» YOUR INSTRUCTIONS:
Copy every line that contains the string "Administrator" from the entries below.
— Start of ENTRIES SHOWN —
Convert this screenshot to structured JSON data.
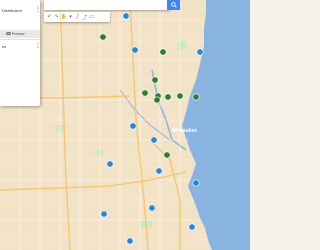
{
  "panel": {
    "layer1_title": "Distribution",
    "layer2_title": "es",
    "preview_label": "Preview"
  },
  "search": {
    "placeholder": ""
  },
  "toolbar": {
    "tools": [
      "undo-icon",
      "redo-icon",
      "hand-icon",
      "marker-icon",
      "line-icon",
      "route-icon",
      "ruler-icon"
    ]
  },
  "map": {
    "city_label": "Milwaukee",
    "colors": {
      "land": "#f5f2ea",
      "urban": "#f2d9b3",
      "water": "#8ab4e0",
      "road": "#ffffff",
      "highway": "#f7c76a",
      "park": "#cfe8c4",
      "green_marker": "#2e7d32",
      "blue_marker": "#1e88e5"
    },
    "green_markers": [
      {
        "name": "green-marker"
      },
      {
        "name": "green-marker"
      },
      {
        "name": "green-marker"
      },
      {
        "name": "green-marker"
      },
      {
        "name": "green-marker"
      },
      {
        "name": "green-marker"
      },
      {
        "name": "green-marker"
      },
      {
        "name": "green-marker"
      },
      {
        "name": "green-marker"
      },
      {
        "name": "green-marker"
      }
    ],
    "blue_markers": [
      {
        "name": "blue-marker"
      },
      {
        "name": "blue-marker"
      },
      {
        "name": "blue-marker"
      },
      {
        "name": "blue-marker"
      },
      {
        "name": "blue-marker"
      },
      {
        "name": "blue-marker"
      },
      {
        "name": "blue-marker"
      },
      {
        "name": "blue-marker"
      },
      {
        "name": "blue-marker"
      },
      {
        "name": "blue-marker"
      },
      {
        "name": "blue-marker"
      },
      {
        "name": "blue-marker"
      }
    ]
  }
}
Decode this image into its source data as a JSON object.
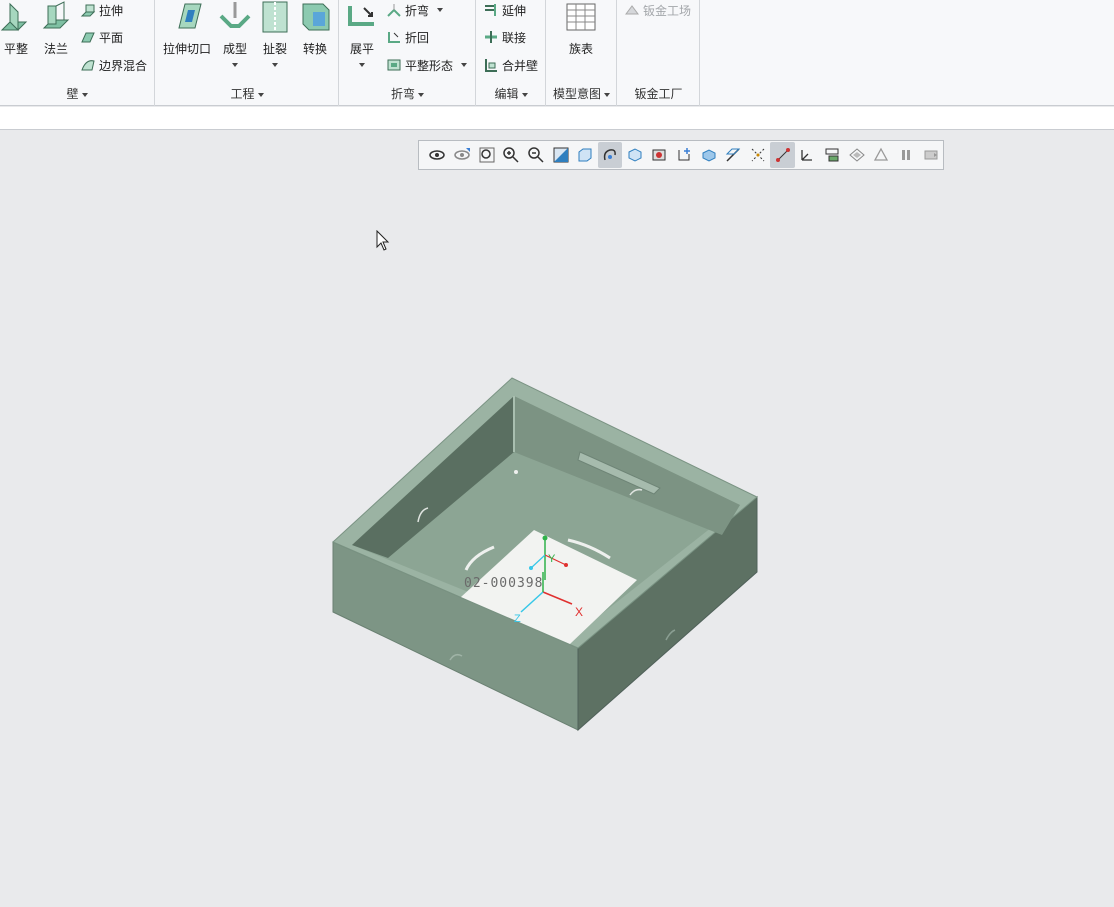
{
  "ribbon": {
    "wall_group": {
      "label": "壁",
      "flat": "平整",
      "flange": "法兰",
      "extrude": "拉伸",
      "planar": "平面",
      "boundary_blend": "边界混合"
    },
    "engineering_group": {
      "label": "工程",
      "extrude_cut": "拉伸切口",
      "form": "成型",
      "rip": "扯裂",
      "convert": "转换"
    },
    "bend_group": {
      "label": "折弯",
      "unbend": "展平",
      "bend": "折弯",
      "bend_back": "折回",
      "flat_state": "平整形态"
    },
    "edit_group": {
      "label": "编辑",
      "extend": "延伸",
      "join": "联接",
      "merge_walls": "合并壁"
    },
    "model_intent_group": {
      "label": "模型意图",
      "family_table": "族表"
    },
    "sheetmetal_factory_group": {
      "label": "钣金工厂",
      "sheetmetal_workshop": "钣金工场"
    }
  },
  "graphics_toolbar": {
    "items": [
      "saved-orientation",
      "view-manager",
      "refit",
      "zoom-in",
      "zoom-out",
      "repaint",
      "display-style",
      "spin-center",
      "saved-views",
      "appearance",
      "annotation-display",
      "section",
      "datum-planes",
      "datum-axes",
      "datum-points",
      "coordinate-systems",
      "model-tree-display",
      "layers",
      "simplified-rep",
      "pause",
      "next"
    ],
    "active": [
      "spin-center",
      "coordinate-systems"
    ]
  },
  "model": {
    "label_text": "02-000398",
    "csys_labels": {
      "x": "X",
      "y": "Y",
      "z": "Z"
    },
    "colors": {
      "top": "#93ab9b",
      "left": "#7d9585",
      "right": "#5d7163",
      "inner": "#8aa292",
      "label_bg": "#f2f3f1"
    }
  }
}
— End of ENTRIES SHOWN —
— Start of ENTRIES SHOWN —
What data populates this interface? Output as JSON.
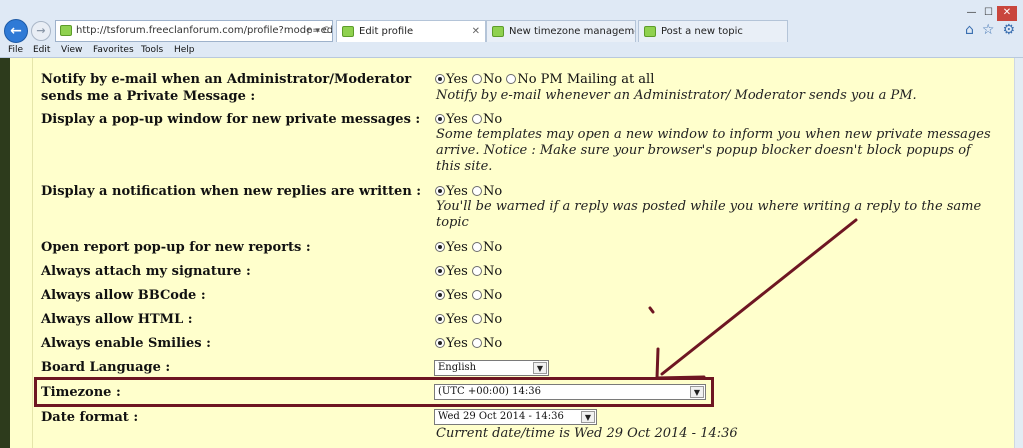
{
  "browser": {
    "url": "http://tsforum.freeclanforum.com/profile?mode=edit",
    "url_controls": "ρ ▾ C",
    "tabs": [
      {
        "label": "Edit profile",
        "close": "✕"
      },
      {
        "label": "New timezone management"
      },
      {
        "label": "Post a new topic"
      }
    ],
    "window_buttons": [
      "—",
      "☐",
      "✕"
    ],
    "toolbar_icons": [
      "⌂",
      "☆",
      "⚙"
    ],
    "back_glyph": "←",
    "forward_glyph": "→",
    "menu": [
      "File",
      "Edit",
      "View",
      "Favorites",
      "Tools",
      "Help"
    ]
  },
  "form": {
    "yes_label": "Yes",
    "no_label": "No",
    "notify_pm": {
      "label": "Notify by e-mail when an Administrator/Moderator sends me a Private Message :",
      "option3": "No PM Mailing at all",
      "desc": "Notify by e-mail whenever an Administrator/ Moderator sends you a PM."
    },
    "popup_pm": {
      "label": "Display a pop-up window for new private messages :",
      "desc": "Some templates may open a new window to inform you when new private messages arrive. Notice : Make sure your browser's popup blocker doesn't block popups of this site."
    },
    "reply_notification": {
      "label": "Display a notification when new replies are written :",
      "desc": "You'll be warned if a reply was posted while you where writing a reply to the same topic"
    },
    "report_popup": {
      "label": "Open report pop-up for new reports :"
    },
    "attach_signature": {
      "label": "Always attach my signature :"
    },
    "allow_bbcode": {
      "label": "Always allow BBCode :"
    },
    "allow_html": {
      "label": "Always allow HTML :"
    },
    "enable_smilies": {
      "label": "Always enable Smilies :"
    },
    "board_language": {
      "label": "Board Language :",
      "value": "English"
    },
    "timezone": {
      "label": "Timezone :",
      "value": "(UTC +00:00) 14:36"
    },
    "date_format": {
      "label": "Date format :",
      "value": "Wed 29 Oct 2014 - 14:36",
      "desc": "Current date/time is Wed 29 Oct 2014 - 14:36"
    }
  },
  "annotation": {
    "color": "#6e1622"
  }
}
— End of ENTRIES SHOWN —
» THE COMPLETED TASK:
      "label": "Notify by e-mail when an Administrator/Moderator sends me a Private Message :",
      "desc": "Notify by e-mail whenever an Administrator/ Moderator sends you a PM."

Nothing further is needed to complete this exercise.